_INSTRUCTIONS TO FOLLOW_
Determine how many lines of the data below contain "pencil", then give only that number.

Extracted records:
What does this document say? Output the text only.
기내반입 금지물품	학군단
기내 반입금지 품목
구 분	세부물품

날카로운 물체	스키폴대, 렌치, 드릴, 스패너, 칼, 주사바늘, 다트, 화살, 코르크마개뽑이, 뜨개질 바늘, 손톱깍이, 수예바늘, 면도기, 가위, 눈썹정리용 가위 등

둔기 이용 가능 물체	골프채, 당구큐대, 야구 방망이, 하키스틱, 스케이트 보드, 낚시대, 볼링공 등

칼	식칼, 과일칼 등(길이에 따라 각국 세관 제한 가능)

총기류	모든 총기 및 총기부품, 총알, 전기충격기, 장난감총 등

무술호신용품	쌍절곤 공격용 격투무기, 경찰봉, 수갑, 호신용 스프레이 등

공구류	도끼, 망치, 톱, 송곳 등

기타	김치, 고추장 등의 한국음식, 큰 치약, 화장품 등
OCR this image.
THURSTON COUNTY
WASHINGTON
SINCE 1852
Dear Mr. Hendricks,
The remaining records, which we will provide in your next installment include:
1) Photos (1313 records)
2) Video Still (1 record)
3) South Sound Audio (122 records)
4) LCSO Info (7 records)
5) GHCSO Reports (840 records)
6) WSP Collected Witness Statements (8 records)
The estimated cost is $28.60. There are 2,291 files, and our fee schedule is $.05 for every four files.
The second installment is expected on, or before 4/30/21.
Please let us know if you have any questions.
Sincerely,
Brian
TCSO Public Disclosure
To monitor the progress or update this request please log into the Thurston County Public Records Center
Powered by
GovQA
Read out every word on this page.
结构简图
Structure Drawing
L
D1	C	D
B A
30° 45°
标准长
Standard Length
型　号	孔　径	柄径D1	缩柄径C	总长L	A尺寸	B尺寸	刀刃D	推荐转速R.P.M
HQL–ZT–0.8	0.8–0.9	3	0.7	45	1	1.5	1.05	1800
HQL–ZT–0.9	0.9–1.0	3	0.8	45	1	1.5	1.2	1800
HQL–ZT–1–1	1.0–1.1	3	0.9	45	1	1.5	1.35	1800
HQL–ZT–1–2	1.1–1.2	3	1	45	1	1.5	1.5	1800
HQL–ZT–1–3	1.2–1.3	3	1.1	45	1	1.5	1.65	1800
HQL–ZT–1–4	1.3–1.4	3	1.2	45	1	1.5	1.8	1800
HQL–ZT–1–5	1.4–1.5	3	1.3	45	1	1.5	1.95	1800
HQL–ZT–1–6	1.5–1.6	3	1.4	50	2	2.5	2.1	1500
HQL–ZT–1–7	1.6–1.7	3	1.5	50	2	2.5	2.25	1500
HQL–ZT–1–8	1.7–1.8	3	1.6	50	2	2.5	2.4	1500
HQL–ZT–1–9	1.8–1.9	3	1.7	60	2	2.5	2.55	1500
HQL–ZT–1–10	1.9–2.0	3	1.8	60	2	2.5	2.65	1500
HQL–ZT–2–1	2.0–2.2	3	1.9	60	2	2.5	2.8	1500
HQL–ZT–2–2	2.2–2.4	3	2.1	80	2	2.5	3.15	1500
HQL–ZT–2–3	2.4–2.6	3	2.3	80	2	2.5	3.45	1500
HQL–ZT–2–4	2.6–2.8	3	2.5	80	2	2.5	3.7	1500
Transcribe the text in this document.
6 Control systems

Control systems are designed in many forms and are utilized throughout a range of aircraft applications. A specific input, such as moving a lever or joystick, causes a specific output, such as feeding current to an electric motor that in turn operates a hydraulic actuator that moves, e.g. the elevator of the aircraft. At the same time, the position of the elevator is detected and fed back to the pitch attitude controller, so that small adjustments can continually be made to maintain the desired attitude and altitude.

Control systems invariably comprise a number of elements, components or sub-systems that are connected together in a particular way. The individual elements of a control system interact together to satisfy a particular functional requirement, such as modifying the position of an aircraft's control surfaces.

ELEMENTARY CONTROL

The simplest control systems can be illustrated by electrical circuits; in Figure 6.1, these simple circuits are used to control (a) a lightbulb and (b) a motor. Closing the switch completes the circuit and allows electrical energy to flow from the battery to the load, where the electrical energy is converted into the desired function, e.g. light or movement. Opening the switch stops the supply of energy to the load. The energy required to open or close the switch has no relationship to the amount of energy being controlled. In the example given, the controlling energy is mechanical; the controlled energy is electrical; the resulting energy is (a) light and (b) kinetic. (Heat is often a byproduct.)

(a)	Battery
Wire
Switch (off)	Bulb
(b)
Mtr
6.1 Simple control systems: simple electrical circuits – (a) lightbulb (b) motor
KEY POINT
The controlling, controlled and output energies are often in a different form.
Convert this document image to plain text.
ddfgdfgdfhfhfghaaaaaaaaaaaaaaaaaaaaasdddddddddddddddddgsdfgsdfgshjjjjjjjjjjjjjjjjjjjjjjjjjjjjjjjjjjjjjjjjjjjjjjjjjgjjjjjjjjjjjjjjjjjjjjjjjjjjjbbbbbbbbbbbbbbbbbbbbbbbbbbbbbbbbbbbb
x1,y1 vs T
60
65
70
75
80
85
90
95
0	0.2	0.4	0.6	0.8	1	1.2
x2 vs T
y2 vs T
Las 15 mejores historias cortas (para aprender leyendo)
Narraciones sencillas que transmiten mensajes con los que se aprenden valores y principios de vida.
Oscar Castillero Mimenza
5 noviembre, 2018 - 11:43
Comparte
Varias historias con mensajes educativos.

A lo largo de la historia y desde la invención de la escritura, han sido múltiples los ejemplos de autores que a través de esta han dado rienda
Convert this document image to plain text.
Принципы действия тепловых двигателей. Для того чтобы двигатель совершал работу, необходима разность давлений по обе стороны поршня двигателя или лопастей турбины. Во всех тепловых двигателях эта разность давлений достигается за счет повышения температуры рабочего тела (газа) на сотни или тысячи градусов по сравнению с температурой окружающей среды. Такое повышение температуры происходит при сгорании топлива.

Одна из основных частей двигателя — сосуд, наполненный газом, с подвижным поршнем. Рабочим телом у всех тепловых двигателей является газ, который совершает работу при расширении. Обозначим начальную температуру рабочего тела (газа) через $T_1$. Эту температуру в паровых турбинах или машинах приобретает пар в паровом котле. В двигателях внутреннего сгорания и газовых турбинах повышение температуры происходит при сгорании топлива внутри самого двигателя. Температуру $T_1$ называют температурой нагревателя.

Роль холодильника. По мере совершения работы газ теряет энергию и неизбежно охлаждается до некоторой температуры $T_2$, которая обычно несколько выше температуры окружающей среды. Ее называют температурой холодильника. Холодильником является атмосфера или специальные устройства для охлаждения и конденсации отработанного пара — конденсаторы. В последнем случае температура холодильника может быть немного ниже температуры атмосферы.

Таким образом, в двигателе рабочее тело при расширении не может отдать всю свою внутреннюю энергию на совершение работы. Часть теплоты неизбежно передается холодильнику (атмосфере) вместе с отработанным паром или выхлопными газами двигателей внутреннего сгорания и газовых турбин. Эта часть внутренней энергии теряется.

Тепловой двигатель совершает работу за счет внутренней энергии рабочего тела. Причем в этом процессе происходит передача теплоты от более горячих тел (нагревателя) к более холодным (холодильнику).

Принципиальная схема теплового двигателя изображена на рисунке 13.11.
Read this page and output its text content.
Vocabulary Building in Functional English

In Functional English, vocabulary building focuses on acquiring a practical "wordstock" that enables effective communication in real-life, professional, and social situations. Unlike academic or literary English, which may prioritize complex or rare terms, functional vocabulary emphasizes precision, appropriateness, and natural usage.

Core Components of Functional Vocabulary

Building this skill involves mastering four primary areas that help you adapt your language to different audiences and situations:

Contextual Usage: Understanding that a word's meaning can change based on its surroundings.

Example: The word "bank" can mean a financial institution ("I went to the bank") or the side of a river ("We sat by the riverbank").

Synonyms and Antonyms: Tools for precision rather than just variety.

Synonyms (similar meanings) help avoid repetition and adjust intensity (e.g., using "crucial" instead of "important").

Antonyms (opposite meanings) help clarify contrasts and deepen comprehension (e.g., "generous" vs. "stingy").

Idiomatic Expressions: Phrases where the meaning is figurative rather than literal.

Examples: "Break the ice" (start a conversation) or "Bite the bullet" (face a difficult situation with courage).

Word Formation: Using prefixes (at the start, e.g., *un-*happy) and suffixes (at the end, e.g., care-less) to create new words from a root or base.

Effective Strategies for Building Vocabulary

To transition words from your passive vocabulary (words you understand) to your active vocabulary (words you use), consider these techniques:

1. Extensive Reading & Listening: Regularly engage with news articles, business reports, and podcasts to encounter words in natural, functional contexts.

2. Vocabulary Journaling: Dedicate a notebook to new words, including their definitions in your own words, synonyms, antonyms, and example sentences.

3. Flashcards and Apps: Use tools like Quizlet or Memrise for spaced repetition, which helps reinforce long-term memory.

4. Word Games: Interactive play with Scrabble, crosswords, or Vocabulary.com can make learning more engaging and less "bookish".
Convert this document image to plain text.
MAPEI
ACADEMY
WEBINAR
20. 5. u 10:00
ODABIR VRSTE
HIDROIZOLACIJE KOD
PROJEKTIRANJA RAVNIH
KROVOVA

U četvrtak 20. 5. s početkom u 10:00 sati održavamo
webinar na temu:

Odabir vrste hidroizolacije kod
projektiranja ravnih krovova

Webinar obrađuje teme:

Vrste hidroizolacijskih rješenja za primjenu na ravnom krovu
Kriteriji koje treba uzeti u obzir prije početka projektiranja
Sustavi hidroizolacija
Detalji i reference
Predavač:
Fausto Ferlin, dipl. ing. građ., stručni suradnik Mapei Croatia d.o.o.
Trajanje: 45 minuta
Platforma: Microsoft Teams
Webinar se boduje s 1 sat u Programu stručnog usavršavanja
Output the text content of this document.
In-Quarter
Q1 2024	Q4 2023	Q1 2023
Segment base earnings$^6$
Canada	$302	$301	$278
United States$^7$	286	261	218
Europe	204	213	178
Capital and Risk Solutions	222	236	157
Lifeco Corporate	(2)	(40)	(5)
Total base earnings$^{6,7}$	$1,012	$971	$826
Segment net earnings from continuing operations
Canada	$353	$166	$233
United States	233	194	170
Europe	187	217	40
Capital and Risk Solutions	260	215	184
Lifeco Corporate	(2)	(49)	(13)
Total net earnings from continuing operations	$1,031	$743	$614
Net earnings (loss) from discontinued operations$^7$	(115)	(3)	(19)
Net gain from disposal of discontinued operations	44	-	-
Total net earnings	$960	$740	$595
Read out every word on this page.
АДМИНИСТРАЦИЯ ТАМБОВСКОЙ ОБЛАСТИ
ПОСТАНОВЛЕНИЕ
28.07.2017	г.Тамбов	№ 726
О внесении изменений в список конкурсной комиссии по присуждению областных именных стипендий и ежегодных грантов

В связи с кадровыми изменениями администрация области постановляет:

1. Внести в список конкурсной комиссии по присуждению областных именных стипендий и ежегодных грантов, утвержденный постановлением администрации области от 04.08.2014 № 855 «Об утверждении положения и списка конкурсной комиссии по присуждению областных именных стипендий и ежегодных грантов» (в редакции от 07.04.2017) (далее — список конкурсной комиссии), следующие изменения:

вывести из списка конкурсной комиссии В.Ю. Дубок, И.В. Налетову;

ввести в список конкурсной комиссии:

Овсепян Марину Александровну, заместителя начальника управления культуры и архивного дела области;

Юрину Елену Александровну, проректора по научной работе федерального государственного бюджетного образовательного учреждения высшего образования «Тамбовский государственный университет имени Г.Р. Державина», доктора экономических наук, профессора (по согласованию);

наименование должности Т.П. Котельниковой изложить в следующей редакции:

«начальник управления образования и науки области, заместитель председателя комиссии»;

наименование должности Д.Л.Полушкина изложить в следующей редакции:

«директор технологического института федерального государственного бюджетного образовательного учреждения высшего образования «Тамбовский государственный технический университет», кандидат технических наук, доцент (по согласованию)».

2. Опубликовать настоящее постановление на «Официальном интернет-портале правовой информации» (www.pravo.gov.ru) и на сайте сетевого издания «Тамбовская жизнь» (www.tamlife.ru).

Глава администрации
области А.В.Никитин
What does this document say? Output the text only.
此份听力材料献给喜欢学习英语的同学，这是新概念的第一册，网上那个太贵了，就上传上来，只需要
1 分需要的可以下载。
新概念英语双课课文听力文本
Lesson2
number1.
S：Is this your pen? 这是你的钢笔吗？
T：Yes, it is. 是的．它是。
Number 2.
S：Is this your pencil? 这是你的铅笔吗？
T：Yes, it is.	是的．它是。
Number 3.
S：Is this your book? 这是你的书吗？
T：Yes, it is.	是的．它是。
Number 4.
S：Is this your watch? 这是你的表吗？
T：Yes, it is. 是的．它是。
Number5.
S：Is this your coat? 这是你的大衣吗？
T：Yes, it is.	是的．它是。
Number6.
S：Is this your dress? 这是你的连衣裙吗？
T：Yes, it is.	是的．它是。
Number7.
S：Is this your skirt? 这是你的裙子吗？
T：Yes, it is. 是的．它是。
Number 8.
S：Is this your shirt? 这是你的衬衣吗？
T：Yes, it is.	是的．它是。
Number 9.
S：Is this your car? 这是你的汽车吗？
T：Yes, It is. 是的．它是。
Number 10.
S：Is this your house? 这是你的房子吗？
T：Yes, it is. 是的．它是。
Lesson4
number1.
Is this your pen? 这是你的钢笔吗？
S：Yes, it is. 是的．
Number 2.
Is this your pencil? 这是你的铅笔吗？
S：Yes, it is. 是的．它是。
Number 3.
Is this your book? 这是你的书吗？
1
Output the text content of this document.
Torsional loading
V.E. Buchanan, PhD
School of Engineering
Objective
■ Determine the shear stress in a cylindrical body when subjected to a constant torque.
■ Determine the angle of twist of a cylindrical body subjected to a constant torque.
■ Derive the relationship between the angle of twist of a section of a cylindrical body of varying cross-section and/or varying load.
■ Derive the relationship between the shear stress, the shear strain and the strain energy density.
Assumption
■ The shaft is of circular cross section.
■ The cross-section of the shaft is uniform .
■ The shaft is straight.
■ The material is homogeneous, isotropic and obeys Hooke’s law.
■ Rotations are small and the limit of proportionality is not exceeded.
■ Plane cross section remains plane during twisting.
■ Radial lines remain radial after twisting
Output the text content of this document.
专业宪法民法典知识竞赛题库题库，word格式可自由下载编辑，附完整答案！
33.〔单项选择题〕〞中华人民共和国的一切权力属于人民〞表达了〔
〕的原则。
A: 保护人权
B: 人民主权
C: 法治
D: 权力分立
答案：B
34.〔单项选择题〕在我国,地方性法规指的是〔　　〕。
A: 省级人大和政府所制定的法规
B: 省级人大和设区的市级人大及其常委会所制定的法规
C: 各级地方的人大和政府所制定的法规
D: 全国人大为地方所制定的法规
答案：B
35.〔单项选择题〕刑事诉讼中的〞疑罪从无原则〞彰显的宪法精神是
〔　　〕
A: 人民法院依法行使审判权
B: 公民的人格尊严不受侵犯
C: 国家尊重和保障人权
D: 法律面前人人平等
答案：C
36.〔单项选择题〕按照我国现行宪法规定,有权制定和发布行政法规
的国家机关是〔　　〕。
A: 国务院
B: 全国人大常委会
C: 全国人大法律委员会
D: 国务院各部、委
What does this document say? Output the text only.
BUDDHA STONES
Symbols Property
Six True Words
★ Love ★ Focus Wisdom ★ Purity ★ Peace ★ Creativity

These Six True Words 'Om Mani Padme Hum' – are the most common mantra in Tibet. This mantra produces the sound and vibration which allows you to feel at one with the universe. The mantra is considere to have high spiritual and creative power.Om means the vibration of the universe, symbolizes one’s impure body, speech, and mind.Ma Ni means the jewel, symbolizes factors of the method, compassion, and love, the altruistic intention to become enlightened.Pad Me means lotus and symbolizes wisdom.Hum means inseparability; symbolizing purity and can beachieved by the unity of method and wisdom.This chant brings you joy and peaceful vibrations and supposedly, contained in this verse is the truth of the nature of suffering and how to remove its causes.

_OUTPUT BELOW_
2